● GIVEN INFORMATION:
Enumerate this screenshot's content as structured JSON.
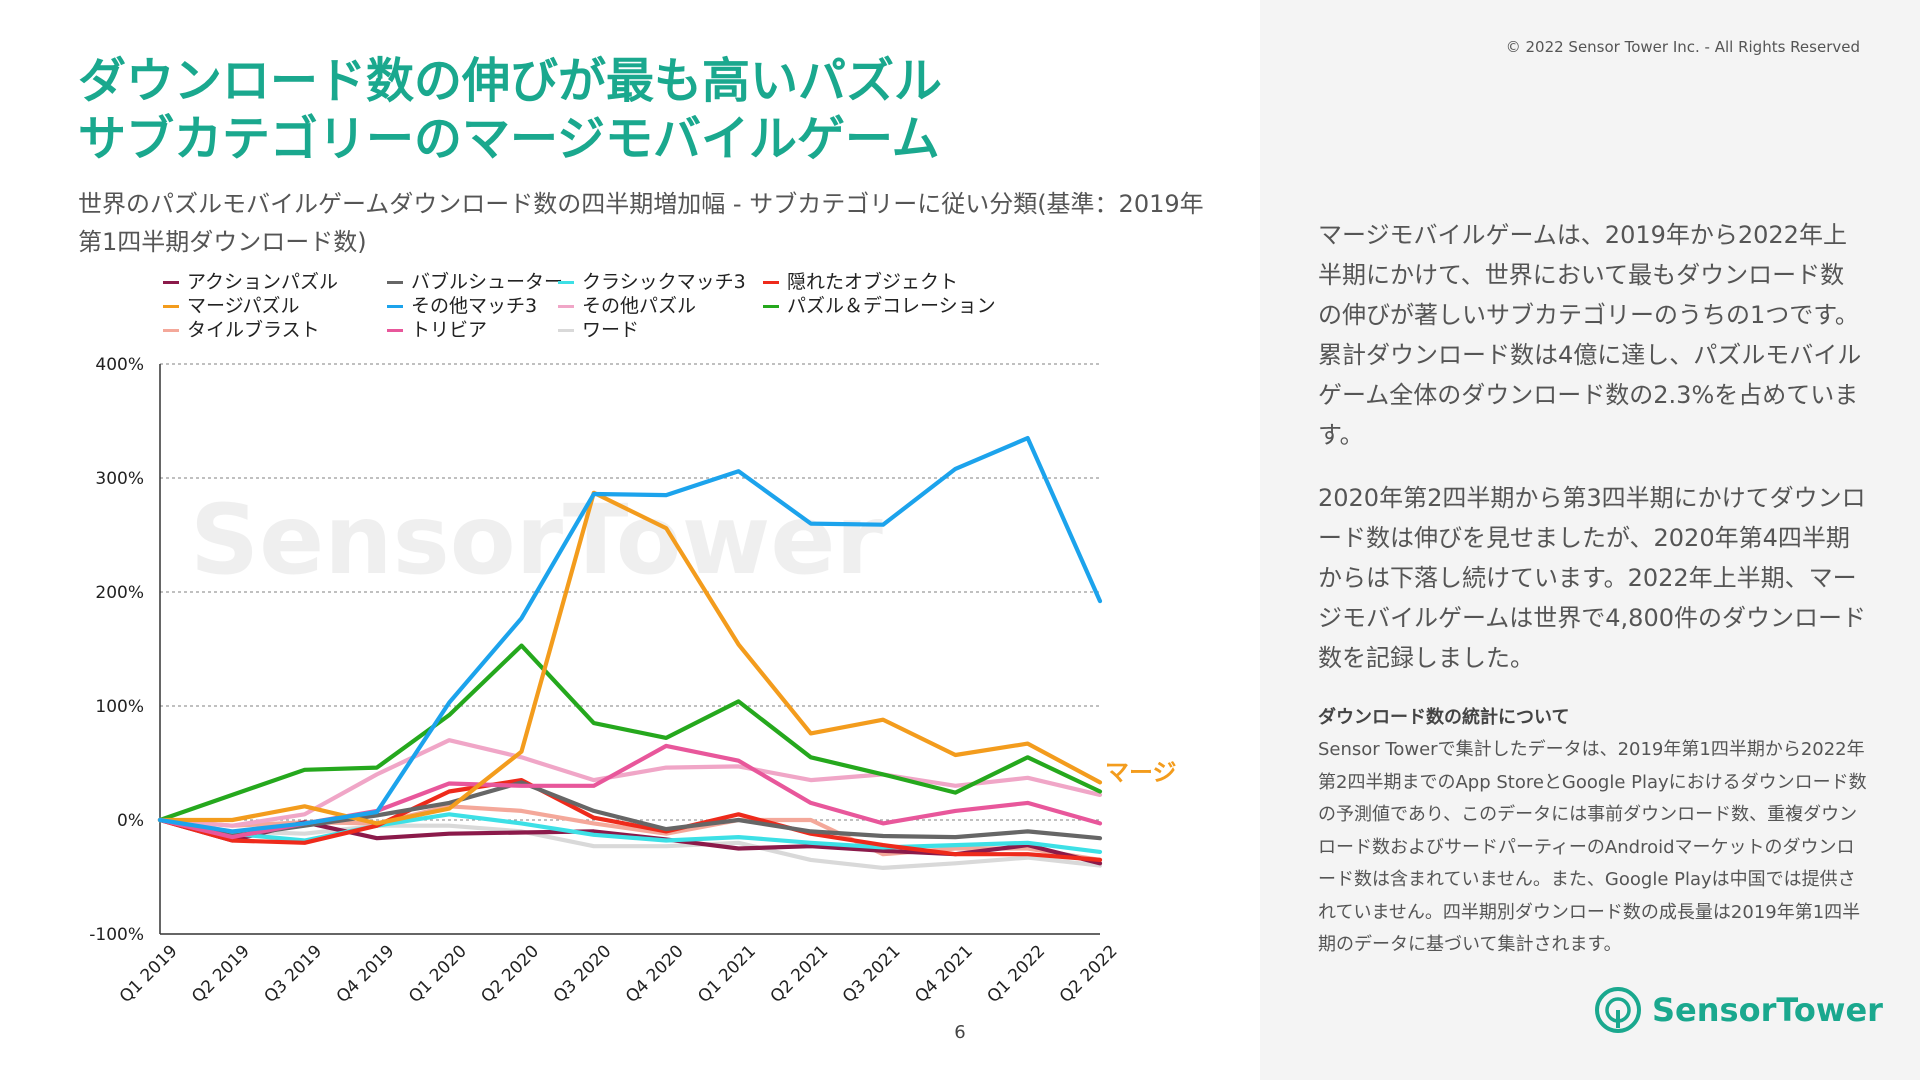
{
  "header": {
    "title_line1": "ダウンロード数の伸びが最も高いパズル",
    "title_line2": "サブカテゴリーのマージモバイルゲーム",
    "subtitle": "世界のパズルモバイルゲームダウンロード数の四半期増加幅 - サブカテゴリーに従い分類(基準：2019年第1四半期ダウンロード数)"
  },
  "copyright": "© 2022 Sensor Tower Inc. - All Rights Reserved",
  "page_number": "6",
  "watermark": "SensorTower",
  "logo": {
    "text": "SensorTower",
    "color": "#1aa88e"
  },
  "sidebar": {
    "paragraph1": "マージモバイルゲームは、2019年から2022年上半期にかけて、世界において最もダウンロード数の伸びが著しいサブカテゴリーのうちの1つです。累計ダウンロード数は4億に達し、パズルモバイルゲーム全体のダウンロード数の2.3%を占めています。",
    "paragraph2": "2020年第2四半期から第3四半期にかけてダウンロード数は伸びを見せましたが、2020年第4四半期からは下落し続けています。2022年上半期、マージモバイルゲームは世界で4,800件のダウンロード数を記録しました。",
    "note_title": "ダウンロード数の統計について",
    "note_body": "Sensor Towerで集計したデータは、2019年第1四半期から2022年第2四半期までのApp StoreとGoogle Playにおけるダウンロード数の予測値であり、このデータには事前ダウンロード数、重複ダウンロード数およびサードパーティーのAndroidマーケットのダウンロード数は含まれていません。また、Google Playは中国では提供されていません。四半期別ダウンロード数の成長量は2019年第1四半期のデータに基づいて集計されます。"
  },
  "chart_data": {
    "type": "line",
    "x": [
      "Q1 2019",
      "Q2 2019",
      "Q3 2019",
      "Q4 2019",
      "Q1 2020",
      "Q2 2020",
      "Q3 2020",
      "Q4 2020",
      "Q1 2021",
      "Q2 2021",
      "Q3 2021",
      "Q4 2021",
      "Q1 2022",
      "Q2 2022"
    ],
    "ylim": [
      -100,
      400
    ],
    "yticks": [
      -100,
      0,
      100,
      200,
      300,
      400
    ],
    "ytick_labels": [
      "-100%",
      "0%",
      "100%",
      "200%",
      "300%",
      "400%"
    ],
    "grid": true,
    "annotation": {
      "text": "マージ",
      "series": "マージパズル",
      "color": "#f39c1d"
    },
    "series": [
      {
        "name": "アクションパズル",
        "color": "#8b1a4a",
        "values": [
          0,
          -18,
          -2,
          -16,
          -12,
          -11,
          -10,
          -17,
          -25,
          -23,
          -27,
          -30,
          -22,
          -38
        ]
      },
      {
        "name": "バブルシューター",
        "color": "#666666",
        "values": [
          0,
          -14,
          -5,
          4,
          15,
          33,
          8,
          -8,
          0,
          -10,
          -14,
          -15,
          -10,
          -16
        ]
      },
      {
        "name": "クラシックマッチ3",
        "color": "#3de0e6",
        "values": [
          0,
          -12,
          -18,
          -5,
          5,
          -3,
          -13,
          -18,
          -15,
          -20,
          -24,
          -22,
          -20,
          -28
        ]
      },
      {
        "name": "隠れたオブジェクト",
        "color": "#ee2a1b",
        "values": [
          0,
          -18,
          -20,
          -5,
          25,
          35,
          2,
          -10,
          5,
          -12,
          -22,
          -30,
          -30,
          -35
        ]
      },
      {
        "name": "マージパズル",
        "color": "#f39c1d",
        "values": [
          0,
          0,
          12,
          -3,
          10,
          60,
          287,
          256,
          154,
          76,
          88,
          57,
          67,
          33
        ]
      },
      {
        "name": "その他マッチ3",
        "color": "#1ca3ec",
        "values": [
          0,
          -10,
          -3,
          7,
          103,
          177,
          286,
          285,
          306,
          260,
          259,
          308,
          335,
          192
        ]
      },
      {
        "name": "その他パズル",
        "color": "#f0a6c7",
        "values": [
          0,
          -5,
          5,
          40,
          70,
          55,
          35,
          46,
          47,
          35,
          40,
          30,
          37,
          22
        ]
      },
      {
        "name": "パズル＆デコレーション",
        "color": "#25a81d",
        "values": [
          0,
          22,
          44,
          46,
          92,
          153,
          85,
          72,
          104,
          55,
          40,
          24,
          55,
          25
        ]
      },
      {
        "name": "タイルブラスト",
        "color": "#f4a89a",
        "values": [
          0,
          -5,
          -2,
          -3,
          12,
          8,
          -3,
          -12,
          0,
          0,
          -30,
          -25,
          -25,
          -35
        ]
      },
      {
        "name": "トリビア",
        "color": "#e8579b",
        "values": [
          0,
          -15,
          -3,
          8,
          32,
          30,
          30,
          65,
          52,
          15,
          -3,
          8,
          15,
          -3
        ]
      },
      {
        "name": "ワード",
        "color": "#d9d9d9",
        "values": [
          0,
          -10,
          -12,
          -5,
          -5,
          -10,
          -23,
          -23,
          -20,
          -35,
          -42,
          -38,
          -33,
          -40
        ]
      }
    ]
  }
}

● GOAL: Make a list of all lines in the data that contain "SensorTower".

● RESPONSE TO THIS EXERCISE:
  "watermark": "SensorTower",
    "text": "SensorTower",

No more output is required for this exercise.